**THE EXERCISE**
Could you transcribe the material below exactly, without leaving out a single line?

**SUPPLIED ENTRIES**
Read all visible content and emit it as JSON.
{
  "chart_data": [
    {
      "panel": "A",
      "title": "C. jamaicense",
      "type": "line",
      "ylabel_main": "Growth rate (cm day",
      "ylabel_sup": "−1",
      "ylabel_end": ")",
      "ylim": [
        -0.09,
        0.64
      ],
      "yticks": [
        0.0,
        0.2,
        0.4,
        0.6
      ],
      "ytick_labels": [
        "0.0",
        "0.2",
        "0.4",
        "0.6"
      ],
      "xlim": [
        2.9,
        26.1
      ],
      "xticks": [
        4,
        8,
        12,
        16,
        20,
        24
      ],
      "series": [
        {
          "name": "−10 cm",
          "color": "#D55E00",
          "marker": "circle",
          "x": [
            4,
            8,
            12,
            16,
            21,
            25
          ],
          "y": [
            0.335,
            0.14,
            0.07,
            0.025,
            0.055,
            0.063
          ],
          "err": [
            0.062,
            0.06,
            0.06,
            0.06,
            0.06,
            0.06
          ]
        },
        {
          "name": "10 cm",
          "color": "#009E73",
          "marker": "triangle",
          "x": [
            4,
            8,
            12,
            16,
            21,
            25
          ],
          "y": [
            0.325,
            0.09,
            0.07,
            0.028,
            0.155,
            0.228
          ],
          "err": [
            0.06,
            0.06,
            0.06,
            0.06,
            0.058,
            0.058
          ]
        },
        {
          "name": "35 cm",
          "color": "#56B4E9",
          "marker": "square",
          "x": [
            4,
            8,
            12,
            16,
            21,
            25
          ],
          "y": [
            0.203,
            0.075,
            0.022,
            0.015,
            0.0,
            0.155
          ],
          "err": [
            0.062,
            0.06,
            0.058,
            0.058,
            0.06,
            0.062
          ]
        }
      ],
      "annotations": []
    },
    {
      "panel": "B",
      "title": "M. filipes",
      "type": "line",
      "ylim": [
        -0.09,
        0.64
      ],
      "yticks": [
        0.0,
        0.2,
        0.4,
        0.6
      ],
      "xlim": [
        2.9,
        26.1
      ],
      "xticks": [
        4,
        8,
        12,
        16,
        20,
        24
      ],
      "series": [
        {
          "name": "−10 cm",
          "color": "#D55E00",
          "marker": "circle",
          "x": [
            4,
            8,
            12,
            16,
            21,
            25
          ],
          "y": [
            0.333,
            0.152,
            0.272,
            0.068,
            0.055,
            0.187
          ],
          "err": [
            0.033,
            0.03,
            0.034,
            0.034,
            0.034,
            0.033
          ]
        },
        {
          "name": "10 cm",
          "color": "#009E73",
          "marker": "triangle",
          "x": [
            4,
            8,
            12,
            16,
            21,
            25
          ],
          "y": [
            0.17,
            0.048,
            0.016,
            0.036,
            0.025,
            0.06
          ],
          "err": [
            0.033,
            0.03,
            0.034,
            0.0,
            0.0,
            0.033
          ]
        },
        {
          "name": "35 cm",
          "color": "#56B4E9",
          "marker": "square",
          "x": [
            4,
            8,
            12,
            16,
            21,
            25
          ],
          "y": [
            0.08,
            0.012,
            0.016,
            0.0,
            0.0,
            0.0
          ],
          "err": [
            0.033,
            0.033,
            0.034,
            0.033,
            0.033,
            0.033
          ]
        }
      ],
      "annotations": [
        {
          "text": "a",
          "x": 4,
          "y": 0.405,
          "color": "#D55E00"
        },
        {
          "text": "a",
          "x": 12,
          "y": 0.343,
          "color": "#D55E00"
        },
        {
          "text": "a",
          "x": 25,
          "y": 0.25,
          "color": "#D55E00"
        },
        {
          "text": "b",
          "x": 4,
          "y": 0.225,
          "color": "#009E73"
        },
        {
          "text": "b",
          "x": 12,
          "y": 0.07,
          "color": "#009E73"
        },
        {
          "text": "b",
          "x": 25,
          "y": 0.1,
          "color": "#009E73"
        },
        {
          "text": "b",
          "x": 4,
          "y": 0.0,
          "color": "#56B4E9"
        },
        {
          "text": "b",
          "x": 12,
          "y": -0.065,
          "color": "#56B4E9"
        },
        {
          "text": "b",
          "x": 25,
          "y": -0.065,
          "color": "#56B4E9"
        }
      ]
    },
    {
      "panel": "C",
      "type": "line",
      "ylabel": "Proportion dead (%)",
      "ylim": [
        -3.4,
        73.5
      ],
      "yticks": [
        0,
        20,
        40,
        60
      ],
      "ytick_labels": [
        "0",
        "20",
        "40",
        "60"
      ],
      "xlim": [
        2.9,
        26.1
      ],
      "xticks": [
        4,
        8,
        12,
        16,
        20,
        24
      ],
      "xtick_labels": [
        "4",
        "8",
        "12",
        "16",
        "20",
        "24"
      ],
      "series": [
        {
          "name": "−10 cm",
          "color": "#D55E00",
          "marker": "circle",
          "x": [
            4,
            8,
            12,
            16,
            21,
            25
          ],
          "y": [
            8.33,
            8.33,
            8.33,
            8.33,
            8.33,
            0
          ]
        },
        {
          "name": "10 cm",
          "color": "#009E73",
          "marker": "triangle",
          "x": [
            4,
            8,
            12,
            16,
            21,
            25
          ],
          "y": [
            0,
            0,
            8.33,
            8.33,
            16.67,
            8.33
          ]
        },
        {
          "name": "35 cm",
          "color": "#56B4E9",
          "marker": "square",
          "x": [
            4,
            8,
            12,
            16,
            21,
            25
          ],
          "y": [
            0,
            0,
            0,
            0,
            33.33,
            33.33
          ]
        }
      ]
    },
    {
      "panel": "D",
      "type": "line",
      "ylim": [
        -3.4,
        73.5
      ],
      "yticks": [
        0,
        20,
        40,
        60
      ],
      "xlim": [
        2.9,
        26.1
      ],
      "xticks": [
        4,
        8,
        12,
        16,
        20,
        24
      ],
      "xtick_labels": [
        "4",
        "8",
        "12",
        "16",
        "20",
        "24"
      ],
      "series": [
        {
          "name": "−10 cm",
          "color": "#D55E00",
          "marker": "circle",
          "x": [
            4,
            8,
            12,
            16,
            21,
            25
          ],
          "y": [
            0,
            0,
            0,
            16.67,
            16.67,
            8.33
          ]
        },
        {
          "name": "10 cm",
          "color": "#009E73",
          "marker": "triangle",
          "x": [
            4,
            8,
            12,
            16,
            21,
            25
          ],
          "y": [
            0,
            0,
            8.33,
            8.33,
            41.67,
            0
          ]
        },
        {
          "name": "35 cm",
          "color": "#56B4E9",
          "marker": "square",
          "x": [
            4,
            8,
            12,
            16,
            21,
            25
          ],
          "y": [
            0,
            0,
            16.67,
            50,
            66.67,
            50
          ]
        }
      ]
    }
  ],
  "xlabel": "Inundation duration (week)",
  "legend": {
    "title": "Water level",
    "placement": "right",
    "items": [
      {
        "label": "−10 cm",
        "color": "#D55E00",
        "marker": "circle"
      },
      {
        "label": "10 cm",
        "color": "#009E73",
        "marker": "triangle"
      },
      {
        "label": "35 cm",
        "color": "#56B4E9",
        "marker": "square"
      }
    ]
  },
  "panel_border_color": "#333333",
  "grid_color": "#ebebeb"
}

**PROBLEM SOLUTION**
Read all visible content and emit it as JSON.
{
  "chart_data": [
    {
      "panel": "A",
      "title": "C. jamaicense",
      "type": "line",
      "ylabel_main": "Growth rate (cm day",
      "ylabel_sup": "−1",
      "ylabel_end": ")",
      "ylim": [
        -0.09,
        0.64
      ],
      "yticks": [
        0.0,
        0.2,
        0.4,
        0.6
      ],
      "ytick_labels": [
        "0.0",
        "0.2",
        "0.4",
        "0.6"
      ],
      "xlim": [
        2.9,
        26.1
      ],
      "xticks": [
        4,
        8,
        12,
        16,
        20,
        24
      ],
      "series": [
        {
          "name": "−10 cm",
          "color": "#D55E00",
          "marker": "circle",
          "x": [
            4,
            8,
            12,
            16,
            21,
            25
          ],
          "y": [
            0.335,
            0.14,
            0.07,
            0.025,
            0.055,
            0.063
          ],
          "err": [
            0.062,
            0.06,
            0.06,
            0.06,
            0.06,
            0.06
          ]
        },
        {
          "name": "10 cm",
          "color": "#009E73",
          "marker": "triangle",
          "x": [
            4,
            8,
            12,
            16,
            21,
            25
          ],
          "y": [
            0.325,
            0.09,
            0.07,
            0.028,
            0.155,
            0.228
          ],
          "err": [
            0.06,
            0.06,
            0.06,
            0.06,
            0.058,
            0.058
          ]
        },
        {
          "name": "35 cm",
          "color": "#56B4E9",
          "marker": "square",
          "x": [
            4,
            8,
            12,
            16,
            21,
            25
          ],
          "y": [
            0.203,
            0.075,
            0.022,
            0.015,
            0.0,
            0.155
          ],
          "err": [
            0.062,
            0.06,
            0.058,
            0.058,
            0.06,
            0.062
          ]
        }
      ],
      "annotations": []
    },
    {
      "panel": "B",
      "title": "M. filipes",
      "type": "line",
      "ylim": [
        -0.09,
        0.64
      ],
      "yticks": [
        0.0,
        0.2,
        0.4,
        0.6
      ],
      "xlim": [
        2.9,
        26.1
      ],
      "xticks": [
        4,
        8,
        12,
        16,
        20,
        24
      ],
      "series": [
        {
          "name": "−10 cm",
          "color": "#D55E00",
          "marker": "circle",
          "x": [
            4,
            8,
            12,
            16,
            21,
            25
          ],
          "y": [
            0.333,
            0.152,
            0.272,
            0.068,
            0.055,
            0.187
          ],
          "err": [
            0.033,
            0.03,
            0.034,
            0.034,
            0.034,
            0.033
          ]
        },
        {
          "name": "10 cm",
          "color": "#009E73",
          "marker": "triangle",
          "x": [
            4,
            8,
            12,
            16,
            21,
            25
          ],
          "y": [
            0.17,
            0.048,
            0.016,
            0.036,
            0.025,
            0.06
          ],
          "err": [
            0.033,
            0.03,
            0.034,
            0.0,
            0.0,
            0.033
          ]
        },
        {
          "name": "35 cm",
          "color": "#56B4E9",
          "marker": "square",
          "x": [
            4,
            8,
            12,
            16,
            21,
            25
          ],
          "y": [
            0.08,
            0.012,
            0.016,
            0.0,
            0.0,
            0.0
          ],
          "err": [
            0.033,
            0.033,
            0.034,
            0.033,
            0.033,
            0.033
          ]
        }
      ],
      "annotations": [
        {
          "text": "a",
          "x": 4,
          "y": 0.405,
          "color": "#D55E00"
        },
        {
          "text": "a",
          "x": 12,
          "y": 0.343,
          "color": "#D55E00"
        },
        {
          "text": "a",
          "x": 25,
          "y": 0.25,
          "color": "#D55E00"
        },
        {
          "text": "b",
          "x": 4,
          "y": 0.225,
          "color": "#009E73"
        },
        {
          "text": "b",
          "x": 12,
          "y": 0.07,
          "color": "#009E73"
        },
        {
          "text": "b",
          "x": 25,
          "y": 0.1,
          "color": "#009E73"
        },
        {
          "text": "b",
          "x": 4,
          "y": 0.0,
          "color": "#56B4E9"
        },
        {
          "text": "b",
          "x": 12,
          "y": -0.065,
          "color": "#56B4E9"
        },
        {
          "text": "b",
          "x": 25,
          "y": -0.065,
          "color": "#56B4E9"
        }
      ]
    },
    {
      "panel": "C",
      "type": "line",
      "ylabel": "Proportion dead (%)",
      "ylim": [
        -3.4,
        73.5
      ],
      "yticks": [
        0,
        20,
        40,
        60
      ],
      "ytick_labels": [
        "0",
        "20",
        "40",
        "60"
      ],
      "xlim": [
        2.9,
        26.1
      ],
      "xticks": [
        4,
        8,
        12,
        16,
        20,
        24
      ],
      "xtick_labels": [
        "4",
        "8",
        "12",
        "16",
        "20",
        "24"
      ],
      "series": [
        {
          "name": "−10 cm",
          "color": "#D55E00",
          "marker": "circle",
          "x": [
            4,
            8,
            12,
            16,
            21,
            25
          ],
          "y": [
            8.33,
            8.33,
            8.33,
            8.33,
            8.33,
            0
          ]
        },
        {
          "name": "10 cm",
          "color": "#009E73",
          "marker": "triangle",
          "x": [
            4,
            8,
            12,
            16,
            21,
            25
          ],
          "y": [
            0,
            0,
            8.33,
            8.33,
            16.67,
            8.33
          ]
        },
        {
          "name": "35 cm",
          "color": "#56B4E9",
          "marker": "square",
          "x": [
            4,
            8,
            12,
            16,
            21,
            25
          ],
          "y": [
            0,
            0,
            0,
            0,
            33.33,
            33.33
          ]
        }
      ]
    },
    {
      "panel": "D",
      "type": "line",
      "ylim": [
        -3.4,
        73.5
      ],
      "yticks": [
        0,
        20,
        40,
        60
      ],
      "xlim": [
        2.9,
        26.1
      ],
      "xticks": [
        4,
        8,
        12,
        16,
        20,
        24
      ],
      "xtick_labels": [
        "4",
        "8",
        "12",
        "16",
        "20",
        "24"
      ],
      "series": [
        {
          "name": "−10 cm",
          "color": "#D55E00",
          "marker": "circle",
          "x": [
            4,
            8,
            12,
            16,
            21,
            25
          ],
          "y": [
            0,
            0,
            0,
            16.67,
            16.67,
            8.33
          ]
        },
        {
          "name": "10 cm",
          "color": "#009E73",
          "marker": "triangle",
          "x": [
            4,
            8,
            12,
            16,
            21,
            25
          ],
          "y": [
            0,
            0,
            8.33,
            8.33,
            41.67,
            0
          ]
        },
        {
          "name": "35 cm",
          "color": "#56B4E9",
          "marker": "square",
          "x": [
            4,
            8,
            12,
            16,
            21,
            25
          ],
          "y": [
            0,
            0,
            16.67,
            50,
            66.67,
            50
          ]
        }
      ]
    }
  ],
  "xlabel": "Inundation duration (week)",
  "legend": {
    "title": "Water level",
    "placement": "right",
    "items": [
      {
        "label": "−10 cm",
        "color": "#D55E00",
        "marker": "circle"
      },
      {
        "label": "10 cm",
        "color": "#009E73",
        "marker": "triangle"
      },
      {
        "label": "35 cm",
        "color": "#56B4E9",
        "marker": "square"
      }
    ]
  },
  "panel_border_color": "#333333",
  "grid_color": "#ebebeb"
}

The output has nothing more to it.